(The task)
Pick out every line holding the string "valuable" and copy it.
»»
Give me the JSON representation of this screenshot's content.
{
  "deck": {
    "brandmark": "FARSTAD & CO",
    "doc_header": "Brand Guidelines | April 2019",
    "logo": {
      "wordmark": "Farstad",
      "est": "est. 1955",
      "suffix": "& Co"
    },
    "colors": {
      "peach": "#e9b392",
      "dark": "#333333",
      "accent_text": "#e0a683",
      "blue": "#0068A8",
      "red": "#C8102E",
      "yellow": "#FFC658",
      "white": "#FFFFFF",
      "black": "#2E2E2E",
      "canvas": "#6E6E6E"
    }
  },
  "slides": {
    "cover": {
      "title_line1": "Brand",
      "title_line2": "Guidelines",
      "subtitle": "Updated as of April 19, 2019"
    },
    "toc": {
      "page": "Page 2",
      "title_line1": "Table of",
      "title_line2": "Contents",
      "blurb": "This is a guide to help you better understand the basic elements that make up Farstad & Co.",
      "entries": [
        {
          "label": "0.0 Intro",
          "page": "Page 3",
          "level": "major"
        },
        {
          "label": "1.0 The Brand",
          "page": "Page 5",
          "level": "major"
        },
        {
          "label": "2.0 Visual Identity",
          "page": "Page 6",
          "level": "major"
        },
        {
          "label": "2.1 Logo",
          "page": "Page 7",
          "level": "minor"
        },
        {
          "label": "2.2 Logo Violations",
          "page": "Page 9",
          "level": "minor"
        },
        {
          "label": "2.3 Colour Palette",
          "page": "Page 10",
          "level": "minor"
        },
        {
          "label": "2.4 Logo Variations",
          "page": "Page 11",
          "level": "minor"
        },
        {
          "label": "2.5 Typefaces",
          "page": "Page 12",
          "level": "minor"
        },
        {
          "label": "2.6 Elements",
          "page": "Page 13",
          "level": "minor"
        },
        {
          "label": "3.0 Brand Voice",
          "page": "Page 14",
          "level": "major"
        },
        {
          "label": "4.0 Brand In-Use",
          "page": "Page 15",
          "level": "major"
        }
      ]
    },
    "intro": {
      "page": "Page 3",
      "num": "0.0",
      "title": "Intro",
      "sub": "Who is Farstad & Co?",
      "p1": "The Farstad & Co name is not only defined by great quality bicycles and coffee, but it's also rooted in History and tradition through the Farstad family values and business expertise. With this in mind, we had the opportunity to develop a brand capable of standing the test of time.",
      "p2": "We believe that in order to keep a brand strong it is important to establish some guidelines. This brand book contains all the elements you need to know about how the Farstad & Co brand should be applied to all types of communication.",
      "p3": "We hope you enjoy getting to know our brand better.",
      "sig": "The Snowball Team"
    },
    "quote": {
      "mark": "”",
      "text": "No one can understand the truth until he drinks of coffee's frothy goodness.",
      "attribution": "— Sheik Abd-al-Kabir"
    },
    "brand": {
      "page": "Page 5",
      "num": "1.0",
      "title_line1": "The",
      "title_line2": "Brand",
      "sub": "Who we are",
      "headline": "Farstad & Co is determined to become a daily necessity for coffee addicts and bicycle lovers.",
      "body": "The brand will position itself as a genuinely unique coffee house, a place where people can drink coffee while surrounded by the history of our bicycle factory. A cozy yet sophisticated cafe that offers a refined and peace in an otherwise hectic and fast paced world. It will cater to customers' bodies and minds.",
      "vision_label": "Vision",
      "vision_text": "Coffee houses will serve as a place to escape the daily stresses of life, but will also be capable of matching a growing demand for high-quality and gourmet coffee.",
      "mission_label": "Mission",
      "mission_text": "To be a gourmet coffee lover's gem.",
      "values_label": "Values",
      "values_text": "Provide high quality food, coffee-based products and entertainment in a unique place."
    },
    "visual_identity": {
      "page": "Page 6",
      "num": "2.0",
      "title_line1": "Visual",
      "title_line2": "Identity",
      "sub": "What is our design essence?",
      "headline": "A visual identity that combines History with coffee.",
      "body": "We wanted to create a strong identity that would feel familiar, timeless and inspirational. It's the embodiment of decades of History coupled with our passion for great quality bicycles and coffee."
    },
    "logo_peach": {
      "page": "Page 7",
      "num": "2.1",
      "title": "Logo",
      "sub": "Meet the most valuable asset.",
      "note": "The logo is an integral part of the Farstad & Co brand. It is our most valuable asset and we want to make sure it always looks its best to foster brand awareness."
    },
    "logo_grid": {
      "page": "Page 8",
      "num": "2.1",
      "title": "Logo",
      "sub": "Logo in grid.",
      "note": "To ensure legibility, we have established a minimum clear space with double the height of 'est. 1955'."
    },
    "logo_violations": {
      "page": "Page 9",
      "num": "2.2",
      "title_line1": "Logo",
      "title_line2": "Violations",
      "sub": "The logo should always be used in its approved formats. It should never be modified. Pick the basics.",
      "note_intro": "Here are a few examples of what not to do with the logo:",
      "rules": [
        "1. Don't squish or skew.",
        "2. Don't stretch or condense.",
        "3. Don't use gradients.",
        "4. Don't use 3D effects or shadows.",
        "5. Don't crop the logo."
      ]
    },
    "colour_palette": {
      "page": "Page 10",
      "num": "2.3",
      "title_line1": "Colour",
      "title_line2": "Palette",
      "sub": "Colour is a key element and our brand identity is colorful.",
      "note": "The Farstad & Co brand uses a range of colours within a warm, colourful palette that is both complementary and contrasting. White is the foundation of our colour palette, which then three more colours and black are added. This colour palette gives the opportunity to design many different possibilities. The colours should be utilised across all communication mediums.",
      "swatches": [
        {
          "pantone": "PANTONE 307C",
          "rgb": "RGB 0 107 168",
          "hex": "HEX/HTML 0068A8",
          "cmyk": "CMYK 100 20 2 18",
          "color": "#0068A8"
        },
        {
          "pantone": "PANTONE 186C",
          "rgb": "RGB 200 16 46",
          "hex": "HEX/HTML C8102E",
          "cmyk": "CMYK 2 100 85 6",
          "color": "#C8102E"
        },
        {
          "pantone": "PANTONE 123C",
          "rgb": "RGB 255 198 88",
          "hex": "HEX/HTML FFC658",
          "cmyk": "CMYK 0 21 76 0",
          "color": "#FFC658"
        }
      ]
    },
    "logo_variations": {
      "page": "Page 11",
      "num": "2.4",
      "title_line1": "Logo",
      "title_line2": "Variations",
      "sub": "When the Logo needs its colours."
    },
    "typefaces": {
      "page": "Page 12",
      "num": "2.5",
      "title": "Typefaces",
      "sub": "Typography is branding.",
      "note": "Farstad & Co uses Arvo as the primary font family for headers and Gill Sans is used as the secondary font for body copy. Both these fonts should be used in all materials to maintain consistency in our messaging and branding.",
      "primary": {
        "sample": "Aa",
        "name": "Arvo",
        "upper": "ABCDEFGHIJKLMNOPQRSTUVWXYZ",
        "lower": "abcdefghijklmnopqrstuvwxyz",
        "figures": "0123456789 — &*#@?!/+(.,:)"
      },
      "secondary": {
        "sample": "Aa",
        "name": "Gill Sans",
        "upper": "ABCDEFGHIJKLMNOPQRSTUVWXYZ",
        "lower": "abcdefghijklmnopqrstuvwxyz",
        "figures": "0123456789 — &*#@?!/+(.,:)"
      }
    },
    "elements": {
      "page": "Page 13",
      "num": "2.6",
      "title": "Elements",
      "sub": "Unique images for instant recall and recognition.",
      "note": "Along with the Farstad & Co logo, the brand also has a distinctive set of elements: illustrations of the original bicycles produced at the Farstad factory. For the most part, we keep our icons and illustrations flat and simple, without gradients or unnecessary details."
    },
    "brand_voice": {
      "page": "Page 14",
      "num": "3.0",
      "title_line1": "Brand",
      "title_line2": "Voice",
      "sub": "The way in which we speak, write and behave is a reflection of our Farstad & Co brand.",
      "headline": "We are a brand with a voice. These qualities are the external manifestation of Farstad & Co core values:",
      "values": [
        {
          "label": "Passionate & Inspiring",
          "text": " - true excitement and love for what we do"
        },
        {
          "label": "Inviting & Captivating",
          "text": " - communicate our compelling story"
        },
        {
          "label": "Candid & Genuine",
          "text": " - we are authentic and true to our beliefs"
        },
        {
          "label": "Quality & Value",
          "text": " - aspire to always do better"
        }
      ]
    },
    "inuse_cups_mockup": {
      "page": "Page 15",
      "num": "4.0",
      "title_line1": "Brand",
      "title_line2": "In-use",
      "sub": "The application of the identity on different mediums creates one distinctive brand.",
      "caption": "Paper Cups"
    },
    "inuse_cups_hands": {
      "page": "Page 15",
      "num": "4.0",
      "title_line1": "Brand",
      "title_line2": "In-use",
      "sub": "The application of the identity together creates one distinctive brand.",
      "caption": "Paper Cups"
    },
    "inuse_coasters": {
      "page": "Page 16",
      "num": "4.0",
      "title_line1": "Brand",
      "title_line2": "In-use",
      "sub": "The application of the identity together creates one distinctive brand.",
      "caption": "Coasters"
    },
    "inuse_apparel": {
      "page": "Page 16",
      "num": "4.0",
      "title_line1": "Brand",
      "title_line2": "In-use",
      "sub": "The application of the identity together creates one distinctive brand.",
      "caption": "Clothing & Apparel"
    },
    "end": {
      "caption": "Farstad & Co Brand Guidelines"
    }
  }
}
««
(Solution to this task)
      "sub": "Meet the most valuable asset.",
      "note": "The logo is an integral part of the Farstad & Co brand. It is our most valuable asset and we want to make sure it always looks its best to foster brand awareness."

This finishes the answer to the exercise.